#### Written instruction:
Copy the passage on probability matching, starting with "Why do people" and going on through "Newell et al., 2013).", with "probability matching" replaced by "frequency matching" throughout.

#### Passage shown:
================================
Why do people make this mistake? The “expectation matching” account outlined above offers an explanation commensurate with a broader theoretical framework suggesting that probability matching represents an intuitive impulse that can be corrected through appropriate deliberation (Koehler & James, 2009; Kogler & Kühberger, 2007; West & Stanovich, 2003). Supporting this account, it has been shown that probability matching can be reduced by blocking the generation of sequence-wide outcome expectations (James & Koehler, 2011) and by portraying the task as a statistical test, thereby encouraging deliberation (Kogler & Kühberger, 2007). Moreover, maximizing is more prevalent in individuals with high cognitive (and arguably deliberative) reasoning abilities (West & Stanovich, 2003) and when applicable choice strategies are described prior to the task (Koehler & James, 2010; Newell et al., 2013).
================================
#### Data supplied:

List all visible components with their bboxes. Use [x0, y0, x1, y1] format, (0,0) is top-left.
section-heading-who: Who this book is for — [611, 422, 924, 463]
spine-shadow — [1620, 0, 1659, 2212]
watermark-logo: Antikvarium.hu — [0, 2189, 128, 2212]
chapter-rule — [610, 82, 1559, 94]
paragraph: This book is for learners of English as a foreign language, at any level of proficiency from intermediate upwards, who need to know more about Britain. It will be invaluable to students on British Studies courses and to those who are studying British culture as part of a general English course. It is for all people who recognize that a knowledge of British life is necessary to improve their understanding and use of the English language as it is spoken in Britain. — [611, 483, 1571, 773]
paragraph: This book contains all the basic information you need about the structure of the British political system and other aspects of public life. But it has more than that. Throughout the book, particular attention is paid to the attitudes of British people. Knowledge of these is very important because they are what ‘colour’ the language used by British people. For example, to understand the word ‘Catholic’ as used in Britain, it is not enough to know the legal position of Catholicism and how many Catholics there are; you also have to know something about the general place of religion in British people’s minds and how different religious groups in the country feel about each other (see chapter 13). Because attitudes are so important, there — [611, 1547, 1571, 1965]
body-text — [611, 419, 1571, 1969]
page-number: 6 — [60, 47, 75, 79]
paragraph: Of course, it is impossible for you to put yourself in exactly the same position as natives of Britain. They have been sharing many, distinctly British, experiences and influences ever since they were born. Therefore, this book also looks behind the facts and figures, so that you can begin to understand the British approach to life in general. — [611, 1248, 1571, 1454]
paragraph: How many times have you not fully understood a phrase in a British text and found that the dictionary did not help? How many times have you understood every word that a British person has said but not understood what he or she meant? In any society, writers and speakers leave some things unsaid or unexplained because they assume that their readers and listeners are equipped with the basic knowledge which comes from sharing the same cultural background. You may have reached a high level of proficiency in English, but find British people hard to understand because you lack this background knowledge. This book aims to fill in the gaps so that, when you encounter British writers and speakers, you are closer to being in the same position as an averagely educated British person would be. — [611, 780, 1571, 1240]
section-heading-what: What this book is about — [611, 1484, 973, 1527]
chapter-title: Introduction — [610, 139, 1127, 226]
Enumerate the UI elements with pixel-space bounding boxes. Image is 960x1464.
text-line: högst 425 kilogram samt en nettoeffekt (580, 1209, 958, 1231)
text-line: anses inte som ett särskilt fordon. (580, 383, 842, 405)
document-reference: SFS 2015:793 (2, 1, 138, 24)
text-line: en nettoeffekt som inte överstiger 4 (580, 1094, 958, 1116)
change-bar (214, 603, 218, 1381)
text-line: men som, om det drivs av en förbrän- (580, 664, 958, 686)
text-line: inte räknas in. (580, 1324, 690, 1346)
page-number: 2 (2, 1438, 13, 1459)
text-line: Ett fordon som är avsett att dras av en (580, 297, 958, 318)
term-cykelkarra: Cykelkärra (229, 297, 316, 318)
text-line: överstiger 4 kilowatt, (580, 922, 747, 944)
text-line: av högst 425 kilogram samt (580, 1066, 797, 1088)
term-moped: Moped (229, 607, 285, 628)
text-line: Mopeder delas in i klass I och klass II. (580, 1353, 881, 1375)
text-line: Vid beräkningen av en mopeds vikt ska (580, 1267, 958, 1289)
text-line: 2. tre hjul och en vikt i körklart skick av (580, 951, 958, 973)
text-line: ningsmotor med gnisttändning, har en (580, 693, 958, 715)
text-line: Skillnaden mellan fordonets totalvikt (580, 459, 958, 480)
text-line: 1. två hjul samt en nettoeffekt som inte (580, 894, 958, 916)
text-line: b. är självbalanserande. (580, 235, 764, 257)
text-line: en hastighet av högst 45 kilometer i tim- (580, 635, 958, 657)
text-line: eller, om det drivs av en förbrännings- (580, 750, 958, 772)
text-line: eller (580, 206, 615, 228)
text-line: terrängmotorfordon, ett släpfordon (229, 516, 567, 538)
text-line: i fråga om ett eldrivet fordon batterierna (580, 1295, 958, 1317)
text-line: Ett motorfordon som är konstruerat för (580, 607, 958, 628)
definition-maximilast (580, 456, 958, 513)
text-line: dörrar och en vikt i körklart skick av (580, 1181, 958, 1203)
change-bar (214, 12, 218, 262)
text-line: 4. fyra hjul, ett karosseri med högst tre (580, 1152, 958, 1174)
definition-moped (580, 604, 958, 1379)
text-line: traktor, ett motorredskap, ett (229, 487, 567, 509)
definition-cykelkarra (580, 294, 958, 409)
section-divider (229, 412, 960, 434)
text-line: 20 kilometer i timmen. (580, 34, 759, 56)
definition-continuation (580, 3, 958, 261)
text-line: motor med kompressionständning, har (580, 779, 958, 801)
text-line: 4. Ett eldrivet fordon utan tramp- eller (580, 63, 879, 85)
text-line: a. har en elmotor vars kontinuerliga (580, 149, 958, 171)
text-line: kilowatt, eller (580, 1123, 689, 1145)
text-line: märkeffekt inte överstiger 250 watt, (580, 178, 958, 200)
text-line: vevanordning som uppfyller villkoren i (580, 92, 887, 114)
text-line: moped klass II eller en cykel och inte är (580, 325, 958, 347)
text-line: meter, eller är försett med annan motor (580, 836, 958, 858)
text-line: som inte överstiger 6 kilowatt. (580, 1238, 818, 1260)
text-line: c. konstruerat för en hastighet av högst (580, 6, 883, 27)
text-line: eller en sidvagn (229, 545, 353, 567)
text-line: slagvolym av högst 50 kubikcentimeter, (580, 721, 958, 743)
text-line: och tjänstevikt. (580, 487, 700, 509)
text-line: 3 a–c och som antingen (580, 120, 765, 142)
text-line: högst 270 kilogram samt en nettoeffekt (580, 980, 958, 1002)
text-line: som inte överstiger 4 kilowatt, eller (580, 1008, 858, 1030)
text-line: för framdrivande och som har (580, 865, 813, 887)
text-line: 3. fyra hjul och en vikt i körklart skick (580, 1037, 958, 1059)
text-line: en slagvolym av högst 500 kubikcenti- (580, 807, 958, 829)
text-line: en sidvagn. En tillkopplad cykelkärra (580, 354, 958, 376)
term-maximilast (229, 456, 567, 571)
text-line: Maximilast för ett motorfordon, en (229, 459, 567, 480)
================================
#### Correct answer:
Why do people make this mistake? The “expectation matching” account outlined above offers an explanation commensurate with a broader theoretical framework suggesting that frequency matching represents an intuitive impulse that can be corrected through appropriate deliberation (Koehler & James, 2009; Kogler & Kühberger, 2007; West & Stanovich, 2003). Supporting this account, it has been shown that frequency matching can be reduced by blocking the generation of sequence-wide outcome expectations (James & Koehler, 2011) and by portraying the task as a statistical test, thereby encouraging deliberation (Kogler & Kühberger, 2007). Moreover, maximizing is more prevalent in individuals with high cognitive (and arguably deliberative) reasoning abilities (West & Stanovich, 2003) and when applicable choice strategies are described prior to the task (Koehler & James, 2010; Newell et al., 2013).